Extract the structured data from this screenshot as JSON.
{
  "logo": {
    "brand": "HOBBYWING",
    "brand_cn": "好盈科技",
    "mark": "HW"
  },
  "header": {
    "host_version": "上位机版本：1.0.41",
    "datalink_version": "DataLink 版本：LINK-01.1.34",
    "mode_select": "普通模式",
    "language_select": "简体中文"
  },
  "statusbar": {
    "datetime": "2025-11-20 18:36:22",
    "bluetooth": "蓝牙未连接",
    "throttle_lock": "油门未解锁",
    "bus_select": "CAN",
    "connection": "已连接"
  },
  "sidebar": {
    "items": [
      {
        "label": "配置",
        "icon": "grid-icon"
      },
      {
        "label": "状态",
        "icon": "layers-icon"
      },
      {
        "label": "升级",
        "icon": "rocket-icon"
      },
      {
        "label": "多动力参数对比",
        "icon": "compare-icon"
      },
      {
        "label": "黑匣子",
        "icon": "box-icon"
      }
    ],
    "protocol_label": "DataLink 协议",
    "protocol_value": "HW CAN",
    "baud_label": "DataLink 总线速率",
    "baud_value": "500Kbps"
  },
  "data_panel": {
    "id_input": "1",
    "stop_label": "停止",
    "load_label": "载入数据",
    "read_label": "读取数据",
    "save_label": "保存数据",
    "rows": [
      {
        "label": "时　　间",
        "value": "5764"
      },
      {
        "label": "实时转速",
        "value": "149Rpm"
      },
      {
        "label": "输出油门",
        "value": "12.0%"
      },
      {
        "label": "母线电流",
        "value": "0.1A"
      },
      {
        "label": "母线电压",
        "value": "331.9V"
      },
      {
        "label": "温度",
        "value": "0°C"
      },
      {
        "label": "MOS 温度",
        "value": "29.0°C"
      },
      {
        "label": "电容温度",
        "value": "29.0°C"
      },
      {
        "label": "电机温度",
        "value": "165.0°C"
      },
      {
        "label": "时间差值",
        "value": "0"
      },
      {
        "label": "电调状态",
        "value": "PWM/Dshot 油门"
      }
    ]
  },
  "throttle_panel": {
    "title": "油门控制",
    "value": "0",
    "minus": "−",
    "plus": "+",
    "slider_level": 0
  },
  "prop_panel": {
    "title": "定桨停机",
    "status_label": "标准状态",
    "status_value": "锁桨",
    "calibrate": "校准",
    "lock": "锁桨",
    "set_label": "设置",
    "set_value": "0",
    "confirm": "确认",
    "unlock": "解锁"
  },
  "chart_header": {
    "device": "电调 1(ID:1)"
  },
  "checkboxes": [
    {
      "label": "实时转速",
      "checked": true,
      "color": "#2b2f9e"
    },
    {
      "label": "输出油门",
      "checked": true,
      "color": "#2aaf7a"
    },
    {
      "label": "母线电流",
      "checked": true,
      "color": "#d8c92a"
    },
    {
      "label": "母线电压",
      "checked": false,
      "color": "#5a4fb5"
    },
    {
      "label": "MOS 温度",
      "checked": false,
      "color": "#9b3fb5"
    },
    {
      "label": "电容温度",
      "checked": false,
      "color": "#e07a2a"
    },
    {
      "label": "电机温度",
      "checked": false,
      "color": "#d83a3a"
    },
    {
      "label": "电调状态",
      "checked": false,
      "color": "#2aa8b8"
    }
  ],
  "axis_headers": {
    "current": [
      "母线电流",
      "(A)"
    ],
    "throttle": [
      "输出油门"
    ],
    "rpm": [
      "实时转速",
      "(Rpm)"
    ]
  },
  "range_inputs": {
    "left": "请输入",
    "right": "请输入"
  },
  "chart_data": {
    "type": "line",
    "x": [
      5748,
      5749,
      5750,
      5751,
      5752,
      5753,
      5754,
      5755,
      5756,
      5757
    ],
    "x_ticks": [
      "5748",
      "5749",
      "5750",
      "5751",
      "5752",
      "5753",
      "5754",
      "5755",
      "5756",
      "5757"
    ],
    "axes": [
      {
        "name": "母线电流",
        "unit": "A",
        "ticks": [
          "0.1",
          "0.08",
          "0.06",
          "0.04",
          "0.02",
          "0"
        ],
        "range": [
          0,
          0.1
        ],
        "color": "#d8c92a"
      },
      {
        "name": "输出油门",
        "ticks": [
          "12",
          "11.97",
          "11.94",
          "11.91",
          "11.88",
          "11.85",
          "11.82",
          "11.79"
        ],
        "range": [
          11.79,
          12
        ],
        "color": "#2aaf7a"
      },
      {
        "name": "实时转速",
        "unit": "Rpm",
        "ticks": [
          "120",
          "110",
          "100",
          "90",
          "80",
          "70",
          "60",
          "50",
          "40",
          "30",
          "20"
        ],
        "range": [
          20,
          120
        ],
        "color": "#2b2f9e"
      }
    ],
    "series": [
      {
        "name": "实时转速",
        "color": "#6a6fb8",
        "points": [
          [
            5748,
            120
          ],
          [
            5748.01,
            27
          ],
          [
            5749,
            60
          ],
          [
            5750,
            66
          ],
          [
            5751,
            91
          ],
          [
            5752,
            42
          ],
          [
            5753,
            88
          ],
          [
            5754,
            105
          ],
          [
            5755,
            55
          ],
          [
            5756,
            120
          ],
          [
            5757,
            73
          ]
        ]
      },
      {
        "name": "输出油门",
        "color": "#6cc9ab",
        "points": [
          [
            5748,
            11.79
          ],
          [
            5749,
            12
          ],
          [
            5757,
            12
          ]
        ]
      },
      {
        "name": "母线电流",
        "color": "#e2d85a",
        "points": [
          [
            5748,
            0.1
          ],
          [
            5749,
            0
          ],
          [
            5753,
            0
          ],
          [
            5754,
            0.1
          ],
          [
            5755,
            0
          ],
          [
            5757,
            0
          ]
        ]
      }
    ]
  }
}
---
Stated exercise
Only the number is wanted: how many lines in the entries above contain the word "DataLink"?

Output of the task
3